* INSTRUCTIONS TO FOLLOW: Please write out the part of the Java forum thread that starts at the words "I find that" and stops after the words "a significant problem.", with no changes.

┌─ PAGE TEXT

As far as I'm concerned Java cannot die fast enough. Tomorrow would be fine with me. If it isn't clear by now that keeping a computer language 'closed' is NOT the right way to do it... are there really anyone believing in that still?
-Tor
Older versions of Java have other vulnerabilities as well. Best thing to do is shutdown Java in you web browser.
I find that this banking issue with secure login very useful information. I've never actually visited my bank in person. First of all it is the USA and I live abroad; secondly, I've only visited the state it is in once when I was 18.
Linux allows Java as well as Windows and some of my sites demand that I use it to gain all their features. So I suppose I need to read up on how to protect myself.
Stockcharts.com requires an active Java for all the charting services to run properly. So this sets up people that follow their investments with a significant problem.
As stated, Oracle has continued on a track of simply not acting when issues arise. As far as I'm concerned they've had plenty of time and have lost my trust.
Jeff
-Tor
So far they have said and done nothing about this latest issue.
That is Java I'm talking about not JavaScript.
No way I would access my banking info via a Java app!! Your better off (money and identity stolen) not accessing your bank remotely if it accessing it means Java!!
I have a tiny hope that the Java-based solution will be replaced with all the current trouble, but I doubt anything will happen - keeping the head in the sand is a good strategy according to bankers.
-Tor
Today's "Taipei Times" mentions Oracle is issuing a fix for this. Usually the "Taipei Times" is a day behind in the news cycle as it is published in English.

└─
┌─ DATA EXTRACT

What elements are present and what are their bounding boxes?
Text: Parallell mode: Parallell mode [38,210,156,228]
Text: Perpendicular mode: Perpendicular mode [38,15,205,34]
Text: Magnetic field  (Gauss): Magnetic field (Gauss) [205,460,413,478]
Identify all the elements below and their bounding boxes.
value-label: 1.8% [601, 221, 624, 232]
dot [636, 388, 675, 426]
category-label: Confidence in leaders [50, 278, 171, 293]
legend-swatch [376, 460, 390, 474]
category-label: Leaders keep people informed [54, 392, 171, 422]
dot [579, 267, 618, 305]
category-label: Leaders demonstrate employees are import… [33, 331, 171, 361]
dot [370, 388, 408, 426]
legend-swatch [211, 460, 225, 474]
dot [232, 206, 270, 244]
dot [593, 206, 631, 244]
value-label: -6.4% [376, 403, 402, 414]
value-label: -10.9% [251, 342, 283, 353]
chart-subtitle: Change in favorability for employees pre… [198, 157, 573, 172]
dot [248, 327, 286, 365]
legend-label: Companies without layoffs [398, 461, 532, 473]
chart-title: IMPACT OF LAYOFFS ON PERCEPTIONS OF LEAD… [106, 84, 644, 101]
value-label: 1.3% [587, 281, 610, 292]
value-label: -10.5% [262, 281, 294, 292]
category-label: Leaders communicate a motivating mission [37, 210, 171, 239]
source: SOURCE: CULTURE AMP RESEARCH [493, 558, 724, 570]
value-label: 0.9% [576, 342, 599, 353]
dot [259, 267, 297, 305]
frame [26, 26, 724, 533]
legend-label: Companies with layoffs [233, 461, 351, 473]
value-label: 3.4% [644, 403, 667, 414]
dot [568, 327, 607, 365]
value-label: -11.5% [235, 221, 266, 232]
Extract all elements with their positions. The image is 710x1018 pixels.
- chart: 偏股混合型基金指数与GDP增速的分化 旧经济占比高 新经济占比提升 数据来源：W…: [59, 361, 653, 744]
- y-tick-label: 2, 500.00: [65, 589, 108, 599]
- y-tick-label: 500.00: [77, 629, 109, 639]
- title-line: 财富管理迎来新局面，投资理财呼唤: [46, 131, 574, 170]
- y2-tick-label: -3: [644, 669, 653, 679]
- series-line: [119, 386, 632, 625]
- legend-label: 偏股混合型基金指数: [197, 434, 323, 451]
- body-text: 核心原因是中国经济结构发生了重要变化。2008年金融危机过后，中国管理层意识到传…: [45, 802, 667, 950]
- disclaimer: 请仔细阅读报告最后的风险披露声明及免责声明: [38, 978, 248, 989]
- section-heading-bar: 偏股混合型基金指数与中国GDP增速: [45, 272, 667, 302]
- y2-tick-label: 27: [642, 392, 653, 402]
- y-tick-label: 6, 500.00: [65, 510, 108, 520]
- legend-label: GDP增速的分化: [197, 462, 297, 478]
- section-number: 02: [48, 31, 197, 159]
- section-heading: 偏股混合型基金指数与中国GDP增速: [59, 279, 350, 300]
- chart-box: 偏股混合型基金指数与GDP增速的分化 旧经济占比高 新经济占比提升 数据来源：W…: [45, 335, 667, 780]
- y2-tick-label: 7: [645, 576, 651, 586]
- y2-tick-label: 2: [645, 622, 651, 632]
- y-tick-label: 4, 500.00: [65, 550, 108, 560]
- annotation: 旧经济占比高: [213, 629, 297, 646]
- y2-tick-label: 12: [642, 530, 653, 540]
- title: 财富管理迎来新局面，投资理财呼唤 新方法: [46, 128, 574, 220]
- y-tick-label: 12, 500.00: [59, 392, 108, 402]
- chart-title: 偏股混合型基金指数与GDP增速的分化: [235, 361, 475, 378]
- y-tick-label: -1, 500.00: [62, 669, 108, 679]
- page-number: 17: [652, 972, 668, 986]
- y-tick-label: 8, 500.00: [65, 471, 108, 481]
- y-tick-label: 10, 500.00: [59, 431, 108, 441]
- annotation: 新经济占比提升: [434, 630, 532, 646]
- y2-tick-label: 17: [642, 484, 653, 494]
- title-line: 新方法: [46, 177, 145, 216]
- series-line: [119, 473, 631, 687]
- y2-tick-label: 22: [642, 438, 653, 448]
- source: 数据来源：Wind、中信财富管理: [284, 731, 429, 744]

└─

* YOUR RESPONSE:
I find that this banking issue with secure login very useful information. I've never actually visited my bank in person. First of all it is the USA and I live abroad; secondly, I've only visited the state it is in once when I was 18.
Linux allows Java as well as Windows and some of my sites demand that I use it to gain all their features. So I suppose I need to read up on how to protect myself.
Stockcharts.com requires an active Java for all the charting services to run properly. So this sets up people that follow their investments with a significant problem.